begin

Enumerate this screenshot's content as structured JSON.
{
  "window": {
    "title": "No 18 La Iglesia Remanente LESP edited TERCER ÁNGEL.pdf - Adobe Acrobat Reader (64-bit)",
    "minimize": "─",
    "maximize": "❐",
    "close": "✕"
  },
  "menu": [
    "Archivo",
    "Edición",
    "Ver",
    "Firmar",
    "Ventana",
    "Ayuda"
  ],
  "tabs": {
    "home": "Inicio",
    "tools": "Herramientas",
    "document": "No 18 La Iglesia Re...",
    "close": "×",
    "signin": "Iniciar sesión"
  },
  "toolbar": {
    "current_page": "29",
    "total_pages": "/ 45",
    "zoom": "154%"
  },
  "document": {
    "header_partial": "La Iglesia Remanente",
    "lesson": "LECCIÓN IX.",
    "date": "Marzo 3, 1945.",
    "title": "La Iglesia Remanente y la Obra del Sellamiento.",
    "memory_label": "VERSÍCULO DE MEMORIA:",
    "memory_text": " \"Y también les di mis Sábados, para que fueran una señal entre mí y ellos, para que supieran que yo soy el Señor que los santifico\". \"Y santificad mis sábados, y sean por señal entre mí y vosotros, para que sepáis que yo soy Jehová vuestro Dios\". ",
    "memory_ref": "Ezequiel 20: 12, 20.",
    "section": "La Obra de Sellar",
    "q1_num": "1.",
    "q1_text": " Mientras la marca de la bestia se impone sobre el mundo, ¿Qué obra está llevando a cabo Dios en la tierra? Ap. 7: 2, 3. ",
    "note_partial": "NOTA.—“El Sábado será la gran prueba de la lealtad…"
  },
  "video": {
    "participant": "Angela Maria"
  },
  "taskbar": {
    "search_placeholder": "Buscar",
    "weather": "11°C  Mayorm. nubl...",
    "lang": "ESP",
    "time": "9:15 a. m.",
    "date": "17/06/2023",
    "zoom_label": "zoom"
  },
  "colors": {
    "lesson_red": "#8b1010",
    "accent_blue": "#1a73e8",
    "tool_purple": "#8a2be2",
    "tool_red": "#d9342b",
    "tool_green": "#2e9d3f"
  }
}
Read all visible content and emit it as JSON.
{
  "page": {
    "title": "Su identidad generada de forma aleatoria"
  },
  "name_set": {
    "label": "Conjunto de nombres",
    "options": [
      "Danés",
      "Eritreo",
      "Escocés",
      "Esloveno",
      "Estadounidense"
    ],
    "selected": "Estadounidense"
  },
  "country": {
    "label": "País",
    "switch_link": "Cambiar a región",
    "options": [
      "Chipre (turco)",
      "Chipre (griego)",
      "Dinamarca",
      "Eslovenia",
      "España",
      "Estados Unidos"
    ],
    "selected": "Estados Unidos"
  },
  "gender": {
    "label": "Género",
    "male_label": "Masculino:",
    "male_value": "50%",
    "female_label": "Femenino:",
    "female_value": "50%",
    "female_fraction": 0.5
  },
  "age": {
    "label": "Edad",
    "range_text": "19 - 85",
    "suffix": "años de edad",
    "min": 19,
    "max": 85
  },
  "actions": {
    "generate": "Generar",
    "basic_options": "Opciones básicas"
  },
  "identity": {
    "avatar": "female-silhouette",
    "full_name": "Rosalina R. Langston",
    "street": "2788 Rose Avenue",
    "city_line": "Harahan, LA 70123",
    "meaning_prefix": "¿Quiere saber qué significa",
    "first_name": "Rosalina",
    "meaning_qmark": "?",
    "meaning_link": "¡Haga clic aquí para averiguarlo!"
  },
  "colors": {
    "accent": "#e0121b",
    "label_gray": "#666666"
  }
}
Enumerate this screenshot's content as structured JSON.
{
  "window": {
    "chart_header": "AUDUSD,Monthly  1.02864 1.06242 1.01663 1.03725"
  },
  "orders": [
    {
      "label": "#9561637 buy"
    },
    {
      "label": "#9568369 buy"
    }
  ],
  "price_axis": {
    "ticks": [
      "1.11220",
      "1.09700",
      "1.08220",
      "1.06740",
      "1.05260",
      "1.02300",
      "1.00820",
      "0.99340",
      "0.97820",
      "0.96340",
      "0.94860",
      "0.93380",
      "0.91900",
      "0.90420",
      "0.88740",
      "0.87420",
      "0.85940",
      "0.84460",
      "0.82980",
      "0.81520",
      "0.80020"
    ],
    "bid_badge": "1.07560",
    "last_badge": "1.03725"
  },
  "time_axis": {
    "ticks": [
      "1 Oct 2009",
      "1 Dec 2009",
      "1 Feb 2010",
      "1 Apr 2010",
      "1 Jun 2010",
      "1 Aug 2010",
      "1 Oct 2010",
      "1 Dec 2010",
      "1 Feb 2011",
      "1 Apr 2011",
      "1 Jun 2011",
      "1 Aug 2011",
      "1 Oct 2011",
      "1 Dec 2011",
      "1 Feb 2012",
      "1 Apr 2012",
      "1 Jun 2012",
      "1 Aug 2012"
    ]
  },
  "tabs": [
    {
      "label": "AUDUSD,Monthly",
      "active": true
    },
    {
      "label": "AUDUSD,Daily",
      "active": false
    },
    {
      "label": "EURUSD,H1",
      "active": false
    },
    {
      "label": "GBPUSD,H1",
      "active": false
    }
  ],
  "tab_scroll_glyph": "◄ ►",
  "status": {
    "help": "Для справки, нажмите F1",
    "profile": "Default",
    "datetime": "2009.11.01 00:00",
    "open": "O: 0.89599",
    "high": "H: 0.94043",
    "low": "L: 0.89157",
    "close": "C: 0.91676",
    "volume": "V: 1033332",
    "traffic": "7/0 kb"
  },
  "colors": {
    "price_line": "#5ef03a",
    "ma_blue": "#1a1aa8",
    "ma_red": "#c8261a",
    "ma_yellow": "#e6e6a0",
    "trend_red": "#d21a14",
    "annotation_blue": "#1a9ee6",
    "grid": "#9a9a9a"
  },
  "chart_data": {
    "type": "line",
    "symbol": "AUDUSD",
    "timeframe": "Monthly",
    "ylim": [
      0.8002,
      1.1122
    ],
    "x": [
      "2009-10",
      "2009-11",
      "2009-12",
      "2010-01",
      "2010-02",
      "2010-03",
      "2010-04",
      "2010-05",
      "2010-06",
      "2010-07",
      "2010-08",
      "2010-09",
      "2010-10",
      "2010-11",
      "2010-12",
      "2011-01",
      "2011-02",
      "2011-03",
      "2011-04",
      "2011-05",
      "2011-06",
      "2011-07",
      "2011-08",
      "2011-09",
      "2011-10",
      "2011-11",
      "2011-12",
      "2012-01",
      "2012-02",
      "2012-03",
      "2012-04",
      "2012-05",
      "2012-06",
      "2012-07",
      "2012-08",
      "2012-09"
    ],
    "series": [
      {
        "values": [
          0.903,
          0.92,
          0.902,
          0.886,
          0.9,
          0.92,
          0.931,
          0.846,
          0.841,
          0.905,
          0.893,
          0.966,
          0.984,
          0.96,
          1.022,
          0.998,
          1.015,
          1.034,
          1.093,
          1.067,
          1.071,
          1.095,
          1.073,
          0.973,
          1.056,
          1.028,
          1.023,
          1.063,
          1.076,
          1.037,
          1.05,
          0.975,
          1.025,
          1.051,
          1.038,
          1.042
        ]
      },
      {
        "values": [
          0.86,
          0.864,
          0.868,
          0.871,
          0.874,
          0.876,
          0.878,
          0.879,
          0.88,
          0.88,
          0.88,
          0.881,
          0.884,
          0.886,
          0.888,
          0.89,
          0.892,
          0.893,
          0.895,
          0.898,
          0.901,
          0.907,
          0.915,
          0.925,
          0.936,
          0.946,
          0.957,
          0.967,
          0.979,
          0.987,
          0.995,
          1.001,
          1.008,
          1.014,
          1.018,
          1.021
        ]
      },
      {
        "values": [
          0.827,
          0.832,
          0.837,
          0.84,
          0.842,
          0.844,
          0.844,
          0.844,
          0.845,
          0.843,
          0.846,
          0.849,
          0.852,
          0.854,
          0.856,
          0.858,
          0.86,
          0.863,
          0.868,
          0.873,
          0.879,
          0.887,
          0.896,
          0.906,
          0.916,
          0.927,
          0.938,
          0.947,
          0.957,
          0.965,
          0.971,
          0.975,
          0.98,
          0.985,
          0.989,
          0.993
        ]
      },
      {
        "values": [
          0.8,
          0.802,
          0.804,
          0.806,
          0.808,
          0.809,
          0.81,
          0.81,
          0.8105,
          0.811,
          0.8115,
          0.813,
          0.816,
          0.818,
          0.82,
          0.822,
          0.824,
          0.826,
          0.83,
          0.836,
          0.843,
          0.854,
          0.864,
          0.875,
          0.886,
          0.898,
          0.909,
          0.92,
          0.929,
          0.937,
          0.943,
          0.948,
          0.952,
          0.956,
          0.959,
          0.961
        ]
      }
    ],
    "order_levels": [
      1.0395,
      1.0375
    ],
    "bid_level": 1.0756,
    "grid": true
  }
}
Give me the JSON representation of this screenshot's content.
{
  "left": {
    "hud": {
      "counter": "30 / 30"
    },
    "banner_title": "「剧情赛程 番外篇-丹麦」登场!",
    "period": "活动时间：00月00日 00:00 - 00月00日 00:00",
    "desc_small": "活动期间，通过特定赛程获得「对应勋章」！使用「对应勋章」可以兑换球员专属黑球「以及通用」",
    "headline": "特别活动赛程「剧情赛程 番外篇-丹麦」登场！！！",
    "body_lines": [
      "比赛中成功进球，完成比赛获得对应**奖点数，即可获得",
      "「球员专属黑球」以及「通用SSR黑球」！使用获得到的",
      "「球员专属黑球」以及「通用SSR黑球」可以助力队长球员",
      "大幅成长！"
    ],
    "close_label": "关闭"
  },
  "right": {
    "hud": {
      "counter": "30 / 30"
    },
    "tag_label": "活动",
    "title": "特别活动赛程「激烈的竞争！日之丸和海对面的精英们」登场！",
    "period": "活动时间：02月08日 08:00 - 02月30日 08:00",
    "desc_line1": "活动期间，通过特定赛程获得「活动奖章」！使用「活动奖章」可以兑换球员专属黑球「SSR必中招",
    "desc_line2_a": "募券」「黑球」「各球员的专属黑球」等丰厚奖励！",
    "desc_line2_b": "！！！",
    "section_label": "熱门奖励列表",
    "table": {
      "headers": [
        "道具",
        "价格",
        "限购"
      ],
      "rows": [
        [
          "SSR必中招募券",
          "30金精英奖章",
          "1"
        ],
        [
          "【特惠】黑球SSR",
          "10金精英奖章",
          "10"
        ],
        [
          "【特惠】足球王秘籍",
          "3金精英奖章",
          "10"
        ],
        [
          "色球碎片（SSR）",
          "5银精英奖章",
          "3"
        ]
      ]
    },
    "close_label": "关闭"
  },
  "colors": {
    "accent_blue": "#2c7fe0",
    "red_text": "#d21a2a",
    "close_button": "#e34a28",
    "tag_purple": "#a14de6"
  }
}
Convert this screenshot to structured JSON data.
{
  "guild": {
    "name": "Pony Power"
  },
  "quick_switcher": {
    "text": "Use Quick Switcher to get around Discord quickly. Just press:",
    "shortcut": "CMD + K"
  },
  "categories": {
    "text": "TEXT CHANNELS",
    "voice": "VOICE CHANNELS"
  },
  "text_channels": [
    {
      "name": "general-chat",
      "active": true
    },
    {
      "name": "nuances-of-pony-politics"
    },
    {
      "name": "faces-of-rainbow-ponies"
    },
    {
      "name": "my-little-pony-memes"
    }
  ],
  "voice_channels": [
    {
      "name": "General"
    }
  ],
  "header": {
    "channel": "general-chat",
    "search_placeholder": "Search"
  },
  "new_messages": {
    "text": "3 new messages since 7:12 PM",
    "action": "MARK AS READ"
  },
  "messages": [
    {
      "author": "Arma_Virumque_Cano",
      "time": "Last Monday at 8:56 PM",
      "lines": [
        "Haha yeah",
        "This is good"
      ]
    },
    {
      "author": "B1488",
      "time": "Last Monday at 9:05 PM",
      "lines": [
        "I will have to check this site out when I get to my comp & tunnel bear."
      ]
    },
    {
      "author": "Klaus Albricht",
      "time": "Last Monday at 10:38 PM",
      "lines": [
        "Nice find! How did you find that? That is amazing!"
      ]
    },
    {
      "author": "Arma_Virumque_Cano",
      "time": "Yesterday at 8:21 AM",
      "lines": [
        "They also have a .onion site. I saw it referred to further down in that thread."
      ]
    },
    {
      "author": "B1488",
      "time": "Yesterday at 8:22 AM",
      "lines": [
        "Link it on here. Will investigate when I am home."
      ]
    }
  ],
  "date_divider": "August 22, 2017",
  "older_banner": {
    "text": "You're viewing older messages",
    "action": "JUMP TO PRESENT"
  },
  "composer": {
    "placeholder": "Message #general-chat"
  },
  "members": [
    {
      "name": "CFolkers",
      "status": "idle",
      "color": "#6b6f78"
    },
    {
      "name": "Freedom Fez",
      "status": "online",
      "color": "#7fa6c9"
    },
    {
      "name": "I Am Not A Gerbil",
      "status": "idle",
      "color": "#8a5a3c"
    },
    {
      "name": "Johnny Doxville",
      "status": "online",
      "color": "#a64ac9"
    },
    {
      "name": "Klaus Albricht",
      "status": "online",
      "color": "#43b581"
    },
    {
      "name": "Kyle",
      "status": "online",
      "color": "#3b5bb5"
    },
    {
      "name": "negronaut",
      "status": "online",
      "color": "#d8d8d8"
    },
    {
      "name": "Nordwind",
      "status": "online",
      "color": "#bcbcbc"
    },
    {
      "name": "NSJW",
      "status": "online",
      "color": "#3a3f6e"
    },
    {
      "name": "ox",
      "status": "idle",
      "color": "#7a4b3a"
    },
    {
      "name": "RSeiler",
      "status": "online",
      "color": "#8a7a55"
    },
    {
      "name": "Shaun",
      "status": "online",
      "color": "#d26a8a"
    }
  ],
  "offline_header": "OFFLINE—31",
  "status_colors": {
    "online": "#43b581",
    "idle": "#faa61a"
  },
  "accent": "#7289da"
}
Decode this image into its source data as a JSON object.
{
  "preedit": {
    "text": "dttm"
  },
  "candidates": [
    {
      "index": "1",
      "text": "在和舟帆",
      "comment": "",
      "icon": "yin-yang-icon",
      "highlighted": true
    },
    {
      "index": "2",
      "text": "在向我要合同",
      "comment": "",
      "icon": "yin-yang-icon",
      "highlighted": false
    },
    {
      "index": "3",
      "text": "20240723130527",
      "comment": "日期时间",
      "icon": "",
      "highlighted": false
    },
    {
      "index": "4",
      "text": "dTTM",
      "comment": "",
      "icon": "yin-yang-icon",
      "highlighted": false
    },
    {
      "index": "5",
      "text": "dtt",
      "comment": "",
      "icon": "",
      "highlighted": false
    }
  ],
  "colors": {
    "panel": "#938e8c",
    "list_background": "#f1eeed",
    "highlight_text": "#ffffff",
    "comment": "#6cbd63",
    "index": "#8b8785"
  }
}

end

Display every line of the listing that contains the string "可以兑换球员专属黑球".

    "desc_small": "活动期间，通过特定赛程获得「对应勋章」！使用「对应勋章」可以兑换球员专属黑球「以及通用」",
    "desc_line1": "活动期间，通过特定赛程获得「活动奖章」！使用「活动奖章」可以兑换球员专属黑球「SSR必中招",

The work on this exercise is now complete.